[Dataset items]
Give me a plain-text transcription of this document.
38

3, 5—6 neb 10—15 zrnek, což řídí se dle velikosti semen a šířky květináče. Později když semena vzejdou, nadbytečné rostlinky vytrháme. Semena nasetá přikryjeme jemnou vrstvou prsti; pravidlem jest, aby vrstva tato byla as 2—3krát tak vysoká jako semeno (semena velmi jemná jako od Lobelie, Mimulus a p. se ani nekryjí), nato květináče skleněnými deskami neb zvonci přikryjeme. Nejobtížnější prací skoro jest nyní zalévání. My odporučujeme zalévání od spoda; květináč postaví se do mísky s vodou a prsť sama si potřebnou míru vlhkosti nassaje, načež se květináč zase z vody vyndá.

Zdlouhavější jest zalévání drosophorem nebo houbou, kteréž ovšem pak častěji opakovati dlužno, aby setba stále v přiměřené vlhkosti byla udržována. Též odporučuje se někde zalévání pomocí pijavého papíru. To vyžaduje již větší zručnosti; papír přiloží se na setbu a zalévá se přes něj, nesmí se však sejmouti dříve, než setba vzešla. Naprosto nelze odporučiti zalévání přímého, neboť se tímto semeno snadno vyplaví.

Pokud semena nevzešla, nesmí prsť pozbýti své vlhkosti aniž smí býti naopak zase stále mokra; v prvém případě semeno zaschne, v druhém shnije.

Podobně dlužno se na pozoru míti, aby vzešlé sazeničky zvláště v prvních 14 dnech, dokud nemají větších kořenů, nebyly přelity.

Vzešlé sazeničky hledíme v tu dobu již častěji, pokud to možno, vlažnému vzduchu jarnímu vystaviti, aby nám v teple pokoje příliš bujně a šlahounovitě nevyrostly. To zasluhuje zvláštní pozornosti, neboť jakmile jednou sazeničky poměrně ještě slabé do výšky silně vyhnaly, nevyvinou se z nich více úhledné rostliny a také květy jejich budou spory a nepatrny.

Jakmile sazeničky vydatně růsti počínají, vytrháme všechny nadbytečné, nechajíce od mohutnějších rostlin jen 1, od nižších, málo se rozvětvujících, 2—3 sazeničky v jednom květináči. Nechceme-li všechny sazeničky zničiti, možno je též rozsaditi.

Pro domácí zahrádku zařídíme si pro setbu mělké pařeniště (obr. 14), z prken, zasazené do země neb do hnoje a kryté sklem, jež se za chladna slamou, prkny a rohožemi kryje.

STATED TASK: Each line of the material above either contains the word "nesmí" or does not; state how many do, and nothing else.

ANSWER IN FULL: 2